▼
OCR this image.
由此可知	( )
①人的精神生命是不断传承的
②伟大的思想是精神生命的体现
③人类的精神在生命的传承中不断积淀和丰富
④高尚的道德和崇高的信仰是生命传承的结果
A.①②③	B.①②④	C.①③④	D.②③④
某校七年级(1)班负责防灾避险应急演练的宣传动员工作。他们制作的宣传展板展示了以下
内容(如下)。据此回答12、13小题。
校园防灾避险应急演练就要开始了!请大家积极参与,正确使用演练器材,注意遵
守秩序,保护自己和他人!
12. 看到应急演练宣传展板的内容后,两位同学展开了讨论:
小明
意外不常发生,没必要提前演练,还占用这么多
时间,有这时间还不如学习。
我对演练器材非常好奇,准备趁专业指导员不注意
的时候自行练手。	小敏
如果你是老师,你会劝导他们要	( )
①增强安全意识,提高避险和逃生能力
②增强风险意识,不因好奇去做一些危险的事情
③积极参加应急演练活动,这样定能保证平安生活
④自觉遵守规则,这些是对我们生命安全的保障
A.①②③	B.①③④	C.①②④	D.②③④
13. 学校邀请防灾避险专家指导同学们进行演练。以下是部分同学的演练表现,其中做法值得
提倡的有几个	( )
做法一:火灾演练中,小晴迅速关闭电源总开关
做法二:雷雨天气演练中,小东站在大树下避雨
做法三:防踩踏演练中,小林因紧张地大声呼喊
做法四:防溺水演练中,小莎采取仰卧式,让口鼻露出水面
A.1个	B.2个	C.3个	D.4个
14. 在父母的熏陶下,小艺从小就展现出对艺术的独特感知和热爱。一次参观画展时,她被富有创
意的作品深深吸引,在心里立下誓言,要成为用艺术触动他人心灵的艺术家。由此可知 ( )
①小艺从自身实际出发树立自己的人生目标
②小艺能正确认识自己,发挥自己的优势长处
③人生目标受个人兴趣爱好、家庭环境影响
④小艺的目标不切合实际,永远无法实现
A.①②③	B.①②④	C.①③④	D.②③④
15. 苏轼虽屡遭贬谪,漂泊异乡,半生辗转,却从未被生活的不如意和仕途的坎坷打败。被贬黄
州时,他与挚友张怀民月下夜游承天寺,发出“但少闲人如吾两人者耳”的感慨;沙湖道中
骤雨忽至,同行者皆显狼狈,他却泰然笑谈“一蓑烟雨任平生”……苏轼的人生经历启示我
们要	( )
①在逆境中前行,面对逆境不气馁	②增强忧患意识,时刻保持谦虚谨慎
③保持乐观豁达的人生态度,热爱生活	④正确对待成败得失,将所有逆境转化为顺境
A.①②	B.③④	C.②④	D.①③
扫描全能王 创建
▲
Short task:
Return each line of the records above exactly as it reads.

Task response:
OCR this image.
由此可知	( )
①人的精神生命是不断传承的
②伟大的思想是精神生命的体现
③人类的精神在生命的传承中不断积淀和丰富
④高尚的道德和崇高的信仰是生命传承的结果
A.①②③	B.①②④	C.①③④	D.②③④
某校七年级(1)班负责防灾避险应急演练的宣传动员工作。他们制作的宣传展板展示了以下
内容(如下)。据此回答12、13小题。
校园防灾避险应急演练就要开始了!请大家积极参与,正确使用演练器材,注意遵
守秩序,保护自己和他人!
12. 看到应急演练宣传展板的内容后,两位同学展开了讨论:
小明
意外不常发生,没必要提前演练,还占用这么多
时间,有这时间还不如学习。
我对演练器材非常好奇,准备趁专业指导员不注意
的时候自行练手。	小敏
如果你是老师,你会劝导他们要	( )
①增强安全意识,提高避险和逃生能力
②增强风险意识,不因好奇去做一些危险的事情
③积极参加应急演练活动,这样定能保证平安生活
④自觉遵守规则,这些是对我们生命安全的保障
A.①②③	B.①③④	C.①②④	D.②③④
13. 学校邀请防灾避险专家指导同学们进行演练。以下是部分同学的演练表现,其中做法值得
提倡的有几个	( )
做法一:火灾演练中,小晴迅速关闭电源总开关
做法二:雷雨天气演练中,小东站在大树下避雨
做法三:防踩踏演练中,小林因紧张地大声呼喊
做法四:防溺水演练中,小莎采取仰卧式,让口鼻露出水面
A.1个	B.2个	C.3个	D.4个
14. 在父母的熏陶下,小艺从小就展现出对艺术的独特感知和热爱。一次参观画展时,她被富有创
意的作品深深吸引,在心里立下誓言,要成为用艺术触动他人心灵的艺术家。由此可知 ( )
①小艺从自身实际出发树立自己的人生目标
②小艺能正确认识自己,发挥自己的优势长处
③人生目标受个人兴趣爱好、家庭环境影响
④小艺的目标不切合实际,永远无法实现
A.①②③	B.①②④	C.①③④	D.②③④
15. 苏轼虽屡遭贬谪,漂泊异乡,半生辗转,却从未被生活的不如意和仕途的坎坷打败。被贬黄
州时,他与挚友张怀民月下夜游承天寺,发出“但少闲人如吾两人者耳”的感慨;沙湖道中
骤雨忽至,同行者皆显狼狈,他却泰然笑谈“一蓑烟雨任平生”……苏轼的人生经历启示我
们要	( )
①在逆境中前行,面对逆境不气馁	②增强忧患意识,时刻保持谦虚谨慎
③保持乐观豁达的人生态度,热爱生活	④正确对待成败得失,将所有逆境转化为顺境
A.①②	B.③④	C.②④	D.①③
扫描全能王 创建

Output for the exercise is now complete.